(TASK DIRECTIONS): Reproduce every line of the listing as written, apart from the pictures.

(EXCERPTED DATA):
- - -
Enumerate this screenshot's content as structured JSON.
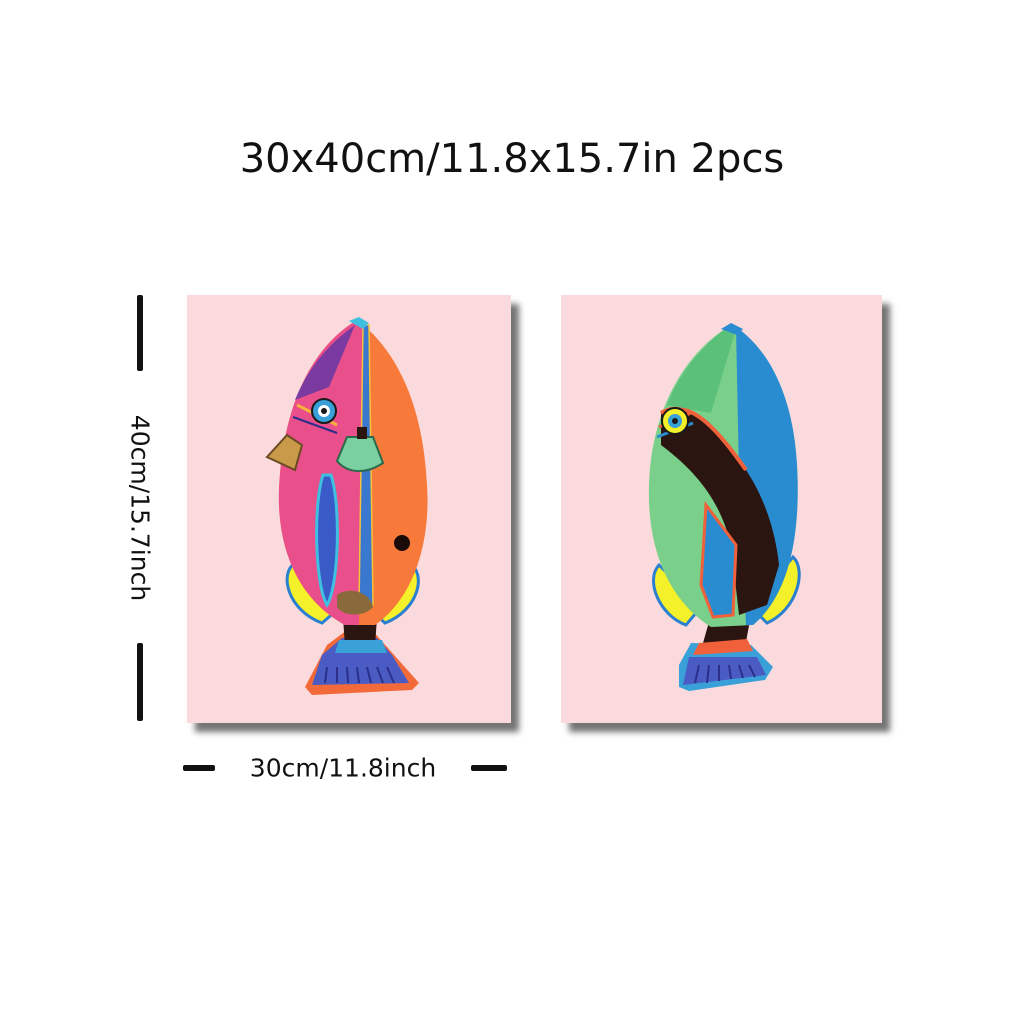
{
  "header": {
    "title": "30x40cm/11.8x15.7in 2pcs"
  },
  "dimensions": {
    "height_label": "40cm/15.7inch",
    "width_label": "30cm/11.8inch"
  },
  "artworks": [
    {
      "subject": "pink-orange-fish-painting",
      "background": "#fadadd"
    },
    {
      "subject": "green-blue-fish-painting",
      "background": "#fadadd"
    }
  ]
}
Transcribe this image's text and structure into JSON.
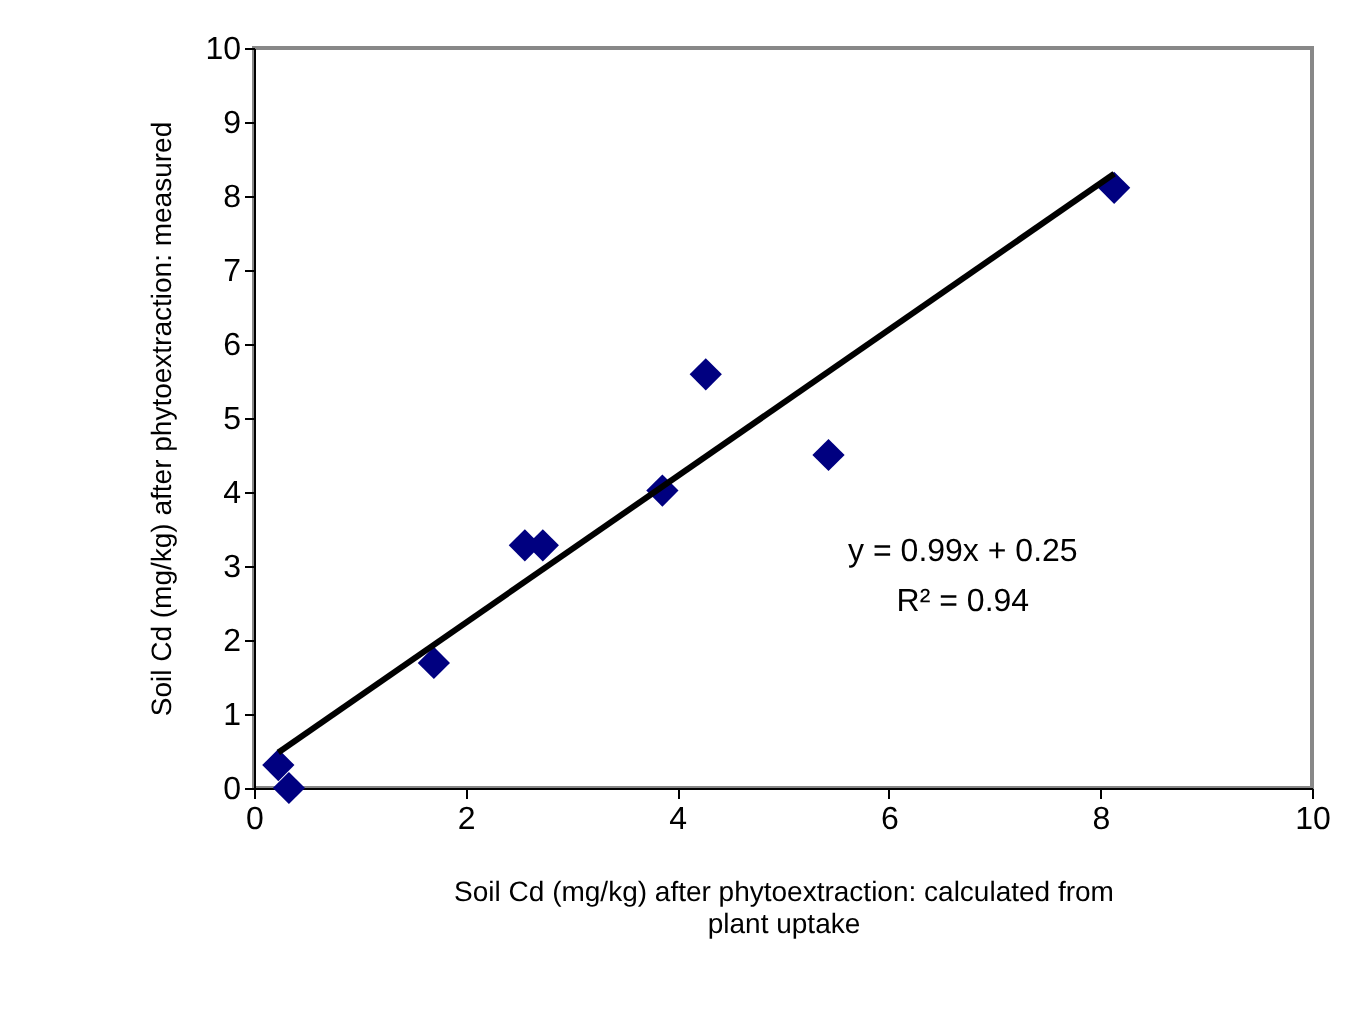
{
  "chart_data": {
    "type": "scatter",
    "xlabel": "Soil Cd (mg/kg) after phytoextraction: calculated from plant uptake",
    "ylabel": "Soil Cd (mg/kg) after phytoextraction: measured",
    "xlim": [
      0,
      10
    ],
    "xticks": [
      0,
      2,
      4,
      6,
      8,
      10
    ],
    "ylim": [
      0,
      10
    ],
    "yticks": [
      0,
      1,
      2,
      3,
      4,
      5,
      6,
      7,
      8,
      9,
      10
    ],
    "grid": false,
    "marker": "diamond",
    "annotations": [
      "y = 0.99x + 0.25",
      "R² = 0.94"
    ],
    "series": [
      {
        "color": "#000080",
        "x": [
          0.23,
          0.33,
          1.7,
          2.56,
          2.73,
          3.86,
          4.27,
          5.43,
          8.13
        ],
        "values": [
          0.31,
          0,
          1.69,
          3.28,
          3.28,
          4.02,
          5.59,
          4.5,
          8.11
        ]
      },
      {
        "type": "line",
        "marker": "none",
        "color": "#000000",
        "x": [
          0.23,
          8.13
        ],
        "values": [
          0.48,
          8.3
        ]
      }
    ]
  }
}
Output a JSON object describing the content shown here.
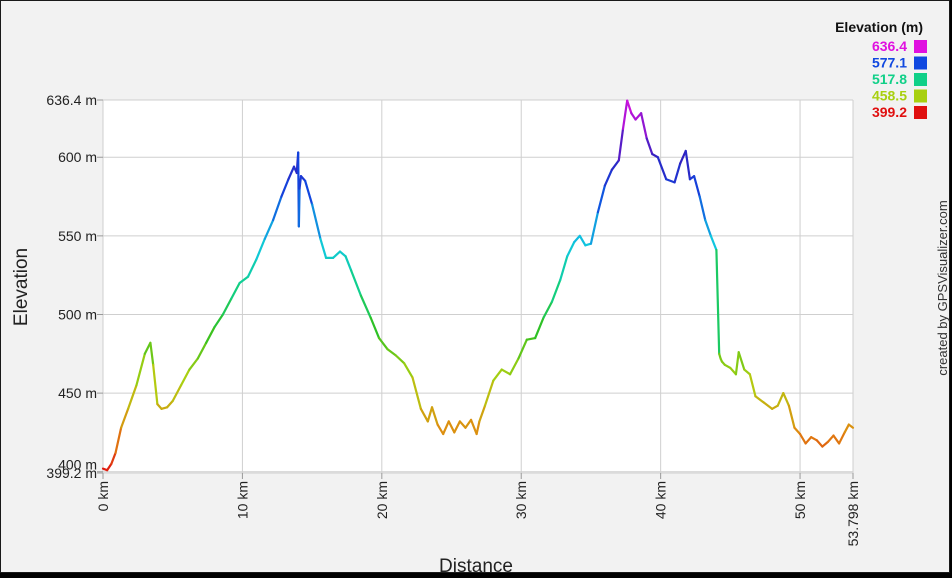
- - -
(TASK SOLUTION):
Enumerate this screenshot's content as structured JSON.
{
  "header": {
    "title": "30x40cm/11.8x15.7in 2pcs"
  },
  "dimensions": {
    "height_label": "40cm/15.7inch",
    "width_label": "30cm/11.8inch"
  },
  "artworks": [
    {
      "subject": "pink-orange-fish-painting",
      "background": "#fadadd"
    },
    {
      "subject": "green-blue-fish-painting",
      "background": "#fadadd"
    }
  ]
}
Transcribe this image's text and structure into JSON.
{
  "chart_data": {
    "type": "scatter",
    "xlabel": "Soil Cd (mg/kg) after phytoextraction: calculated from plant uptake",
    "ylabel": "Soil Cd (mg/kg) after phytoextraction: measured",
    "xlim": [
      0,
      10
    ],
    "xticks": [
      0,
      2,
      4,
      6,
      8,
      10
    ],
    "ylim": [
      0,
      10
    ],
    "yticks": [
      0,
      1,
      2,
      3,
      4,
      5,
      6,
      7,
      8,
      9,
      10
    ],
    "grid": false,
    "marker": "diamond",
    "annotations": [
      "y = 0.99x + 0.25",
      "R² = 0.94"
    ],
    "series": [
      {
        "color": "#000080",
        "x": [
          0.23,
          0.33,
          1.7,
          2.56,
          2.73,
          3.86,
          4.27,
          5.43,
          8.13
        ],
        "values": [
          0.31,
          0,
          1.69,
          3.28,
          3.28,
          4.02,
          5.59,
          4.5,
          8.11
        ]
      },
      {
        "type": "line",
        "marker": "none",
        "color": "#000000",
        "x": [
          0.23,
          8.13
        ],
        "values": [
          0.48,
          8.3
        ]
      }
    ]
  }
}
Output a JSON object describing the content shown here.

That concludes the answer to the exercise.